— begin Records for processing —

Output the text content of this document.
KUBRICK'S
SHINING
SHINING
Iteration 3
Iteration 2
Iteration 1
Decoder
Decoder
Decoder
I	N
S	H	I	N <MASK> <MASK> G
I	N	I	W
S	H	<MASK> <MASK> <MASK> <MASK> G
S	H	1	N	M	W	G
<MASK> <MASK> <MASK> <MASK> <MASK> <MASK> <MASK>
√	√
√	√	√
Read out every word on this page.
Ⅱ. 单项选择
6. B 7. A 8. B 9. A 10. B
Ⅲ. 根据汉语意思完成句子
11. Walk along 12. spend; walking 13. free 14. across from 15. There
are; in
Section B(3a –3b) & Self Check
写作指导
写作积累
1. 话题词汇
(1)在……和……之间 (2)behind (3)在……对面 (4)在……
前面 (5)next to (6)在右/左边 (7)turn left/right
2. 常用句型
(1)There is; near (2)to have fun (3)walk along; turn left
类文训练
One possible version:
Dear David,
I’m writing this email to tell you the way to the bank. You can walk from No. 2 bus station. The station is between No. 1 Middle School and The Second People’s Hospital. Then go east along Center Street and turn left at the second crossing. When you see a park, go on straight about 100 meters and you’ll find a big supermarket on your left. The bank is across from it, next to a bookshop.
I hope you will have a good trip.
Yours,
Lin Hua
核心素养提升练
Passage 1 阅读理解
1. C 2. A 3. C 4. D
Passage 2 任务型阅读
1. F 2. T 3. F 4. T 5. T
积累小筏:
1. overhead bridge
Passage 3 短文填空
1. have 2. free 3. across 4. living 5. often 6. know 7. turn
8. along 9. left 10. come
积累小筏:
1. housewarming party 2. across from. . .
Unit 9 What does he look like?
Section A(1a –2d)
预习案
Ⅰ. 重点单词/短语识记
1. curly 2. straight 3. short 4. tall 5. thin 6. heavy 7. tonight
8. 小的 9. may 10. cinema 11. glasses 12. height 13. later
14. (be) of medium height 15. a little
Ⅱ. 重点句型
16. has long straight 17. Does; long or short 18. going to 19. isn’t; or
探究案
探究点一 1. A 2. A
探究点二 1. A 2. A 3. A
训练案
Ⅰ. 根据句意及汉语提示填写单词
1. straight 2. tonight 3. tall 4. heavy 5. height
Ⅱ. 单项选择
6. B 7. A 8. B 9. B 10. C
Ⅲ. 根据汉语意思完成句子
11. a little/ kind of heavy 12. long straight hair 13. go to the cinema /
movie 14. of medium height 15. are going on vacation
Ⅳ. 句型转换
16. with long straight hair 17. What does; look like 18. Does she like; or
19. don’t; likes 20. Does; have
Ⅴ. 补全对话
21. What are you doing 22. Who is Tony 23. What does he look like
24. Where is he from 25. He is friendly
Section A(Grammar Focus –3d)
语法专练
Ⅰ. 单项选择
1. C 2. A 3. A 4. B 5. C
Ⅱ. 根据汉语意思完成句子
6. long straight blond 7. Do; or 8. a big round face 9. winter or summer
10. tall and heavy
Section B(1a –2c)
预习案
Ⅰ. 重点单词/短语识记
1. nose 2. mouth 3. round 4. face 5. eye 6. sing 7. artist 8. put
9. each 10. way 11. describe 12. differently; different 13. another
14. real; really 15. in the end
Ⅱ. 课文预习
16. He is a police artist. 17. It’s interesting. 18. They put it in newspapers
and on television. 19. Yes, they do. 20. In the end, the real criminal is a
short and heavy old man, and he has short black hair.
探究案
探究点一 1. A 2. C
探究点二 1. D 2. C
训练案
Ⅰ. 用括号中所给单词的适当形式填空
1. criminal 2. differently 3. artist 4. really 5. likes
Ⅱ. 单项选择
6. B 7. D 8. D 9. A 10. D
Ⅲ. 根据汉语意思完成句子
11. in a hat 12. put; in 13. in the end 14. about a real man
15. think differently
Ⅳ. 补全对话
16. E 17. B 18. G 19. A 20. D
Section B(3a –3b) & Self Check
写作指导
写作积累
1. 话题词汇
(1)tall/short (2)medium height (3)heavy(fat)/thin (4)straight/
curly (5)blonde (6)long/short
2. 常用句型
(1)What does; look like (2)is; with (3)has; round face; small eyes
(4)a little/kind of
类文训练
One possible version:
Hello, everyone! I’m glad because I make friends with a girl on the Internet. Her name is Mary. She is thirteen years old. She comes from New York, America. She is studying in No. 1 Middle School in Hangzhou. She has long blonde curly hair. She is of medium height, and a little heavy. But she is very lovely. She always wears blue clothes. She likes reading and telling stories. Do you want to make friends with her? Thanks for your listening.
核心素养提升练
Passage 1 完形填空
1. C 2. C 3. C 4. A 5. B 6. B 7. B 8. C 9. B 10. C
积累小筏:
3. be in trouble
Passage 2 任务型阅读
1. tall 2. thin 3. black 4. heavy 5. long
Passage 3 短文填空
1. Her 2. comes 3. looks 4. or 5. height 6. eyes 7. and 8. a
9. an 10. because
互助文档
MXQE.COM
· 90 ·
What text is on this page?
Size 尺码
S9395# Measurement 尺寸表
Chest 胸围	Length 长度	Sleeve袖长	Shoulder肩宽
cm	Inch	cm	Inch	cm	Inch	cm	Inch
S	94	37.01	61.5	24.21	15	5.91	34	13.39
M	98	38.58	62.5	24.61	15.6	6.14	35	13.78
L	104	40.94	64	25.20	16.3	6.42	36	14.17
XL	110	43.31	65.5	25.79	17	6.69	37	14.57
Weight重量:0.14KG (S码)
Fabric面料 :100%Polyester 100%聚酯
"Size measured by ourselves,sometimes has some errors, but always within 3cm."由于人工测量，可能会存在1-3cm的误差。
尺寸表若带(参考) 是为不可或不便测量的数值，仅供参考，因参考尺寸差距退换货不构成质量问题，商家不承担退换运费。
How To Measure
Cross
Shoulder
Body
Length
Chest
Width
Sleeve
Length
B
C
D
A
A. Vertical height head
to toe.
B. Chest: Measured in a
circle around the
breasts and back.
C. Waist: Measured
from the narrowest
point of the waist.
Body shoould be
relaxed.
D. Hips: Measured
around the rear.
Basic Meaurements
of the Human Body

— end Records for processing —

Within the entries above, work out how many lines contain the word "heavy". The number alone is the answer.

8